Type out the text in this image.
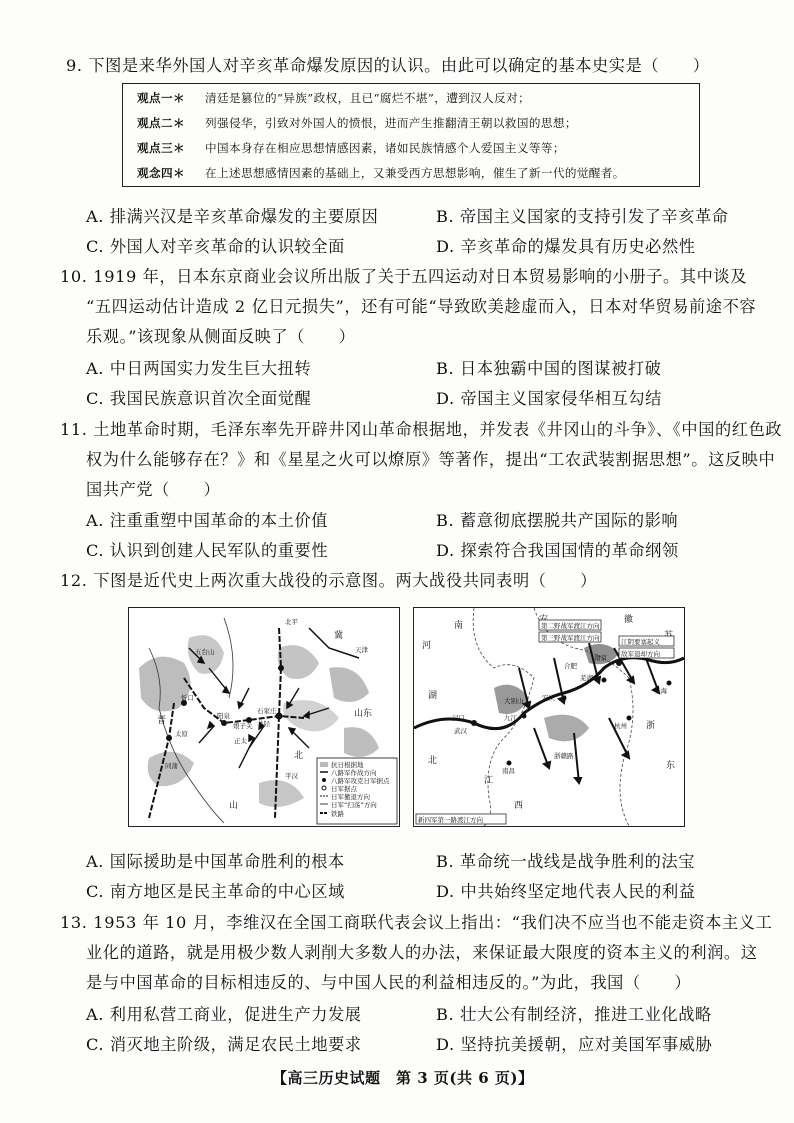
9. 下图是来华外国人对辛亥革命爆发原因的认识。由此可以确定的基本史实是（　　）
观点一＊ 清廷是篡位的“异族”政权，且已“腐烂不堪”，遭到汉人反对；
观点二＊ 列强侵华，引致对外国人的愤恨，进而产生推翻清王朝以救国的思想；
观点三＊ 中国本身存在相应思想情感因素，诸如民族情感个人爱国主义等等；
观念四＊ 在上述思想感情因素的基础上，又兼受西方思想影响，催生了新一代的觉醒者。
A. 排满兴汉是辛亥革命爆发的主要原因	B. 帝国主义国家的支持引发了辛亥革命
C. 外国人对辛亥革命的认识较全面	D. 辛亥革命的爆发具有历史必然性
10. 1919 年，日本东京商业会议所出版了关于五四运动对日本贸易影响的小册子。其中谈及
“五四运动估计造成 2 亿日元损失”，还有可能“导致欧美趁虚而入，日本对华贸易前途不容
乐观。”该现象从侧面反映了（　　）
A. 中日两国实力发生巨大扭转	B. 日本独霸中国的图谋被打破
C. 我国民族意识首次全面觉醒	D. 帝国主义国家侵华相互勾结
11. 土地革命时期，毛泽东率先开辟井冈山革命根据地，并发表《井冈山的斗争》、《中国的红色政
权为什么能够存在？》和《星星之火可以燎原》等著作，提出“工农武装割据思想”。这反映中
国共产党（　　）
A. 注重重塑中国革命的本土价值	B. 蓄意彻底摆脱共产国际的影响
C. 认识到创建人民军队的重要性	D. 探索符合我国国情的革命纲领
12. 下图是近代史上两次重大战役的示意图。两大战役共同表明（　　）
北平
天津
五台山
忻口
太原
石家庄
阳泉
娘子关 井陉
晋
山
冀
北
正太
平汉
同蒲
山东
抗日根据地
八路军作战方向
八路军攻克日军据点
日军据点
日军撤退方向
日军“扫荡”方向
铁路
徽
河
南
湖
北
江
西
浙
东
南京
芜湖
安庆
九江
汉口
武汉
南昌
杭州
上海
大别山
合肥
浙赣路
第二野战军渡江方向
第三野战军渡江方向	江阴要塞起义
敌军退却方向
新四军第一路渡江方向
A. 国际援助是中国革命胜利的根本	B. 革命统一战线是战争胜利的法宝
C. 南方地区是民主革命的中心区域	D. 中共始终坚定地代表人民的利益
13. 1953 年 10 月，李维汉在全国工商联代表会议上指出：“我们决不应当也不能走资本主义工
业化的道路，就是用极少数人剥削大多数人的办法，来保证最大限度的资本主义的利润。这
是与中国革命的目标相违反的、与中国人民的利益相违反的。”为此，我国（　　）
A. 利用私营工商业，促进生产力发展	B. 壮大公有制经济，推进工业化战略
C. 消灭地主阶级，满足农民土地要求	D. 坚持抗美援朝，应对美国军事威胁
【高三历史试题　第 3 页(共 6 页)】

◆ Directive ◆
The records above are to be reproduced exactly; the pictures are to be left out.

◆ Correct result ◆
Type out the text in this image.
9. 下图是来华外国人对辛亥革命爆发原因的认识。由此可以确定的基本史实是（　　）
观点一＊ 清廷是篡位的“异族”政权，且已“腐烂不堪”，遭到汉人反对；
观点二＊ 列强侵华，引致对外国人的愤恨，进而产生推翻清王朝以救国的思想；
观点三＊ 中国本身存在相应思想情感因素，诸如民族情感个人爱国主义等等；
观念四＊ 在上述思想感情因素的基础上，又兼受西方思想影响，催生了新一代的觉醒者。
A. 排满兴汉是辛亥革命爆发的主要原因	B. 帝国主义国家的支持引发了辛亥革命
C. 外国人对辛亥革命的认识较全面	D. 辛亥革命的爆发具有历史必然性
10. 1919 年，日本东京商业会议所出版了关于五四运动对日本贸易影响的小册子。其中谈及
“五四运动估计造成 2 亿日元损失”，还有可能“导致欧美趁虚而入，日本对华贸易前途不容
乐观。”该现象从侧面反映了（　　）
A. 中日两国实力发生巨大扭转	B. 日本独霸中国的图谋被打破
C. 我国民族意识首次全面觉醒	D. 帝国主义国家侵华相互勾结
11. 土地革命时期，毛泽东率先开辟井冈山革命根据地，并发表《井冈山的斗争》、《中国的红色政
权为什么能够存在？》和《星星之火可以燎原》等著作，提出“工农武装割据思想”。这反映中
国共产党（　　）
A. 注重重塑中国革命的本土价值	B. 蓄意彻底摆脱共产国际的影响
C. 认识到创建人民军队的重要性	D. 探索符合我国国情的革命纲领
12. 下图是近代史上两次重大战役的示意图。两大战役共同表明（　　）
北平
天津
五台山
忻口
太原
石家庄
阳泉
娘子关 井陉
晋
山
冀
北
正太
平汉
同蒲
山东
抗日根据地
八路军作战方向
八路军攻克日军据点
日军据点
日军撤退方向
日军“扫荡”方向
铁路
徽
河
南
湖
北
江
西
浙
东
南京
芜湖
安庆
九江
汉口
武汉
南昌
杭州
上海
大别山
合肥
浙赣路
第二野战军渡江方向
第三野战军渡江方向	江阴要塞起义
敌军退却方向
新四军第一路渡江方向
A. 国际援助是中国革命胜利的根本	B. 革命统一战线是战争胜利的法宝
C. 南方地区是民主革命的中心区域	D. 中共始终坚定地代表人民的利益
13. 1953 年 10 月，李维汉在全国工商联代表会议上指出：“我们决不应当也不能走资本主义工
业化的道路，就是用极少数人剥削大多数人的办法，来保证最大限度的资本主义的利润。这
是与中国革命的目标相违反的、与中国人民的利益相违反的。”为此，我国（　　）
A. 利用私营工商业，促进生产力发展	B. 壮大公有制经济，推进工业化战略
C. 消灭地主阶级，满足农民土地要求	D. 坚持抗美援朝，应对美国军事威胁
【高三历史试题　第 3 页(共 6 页)】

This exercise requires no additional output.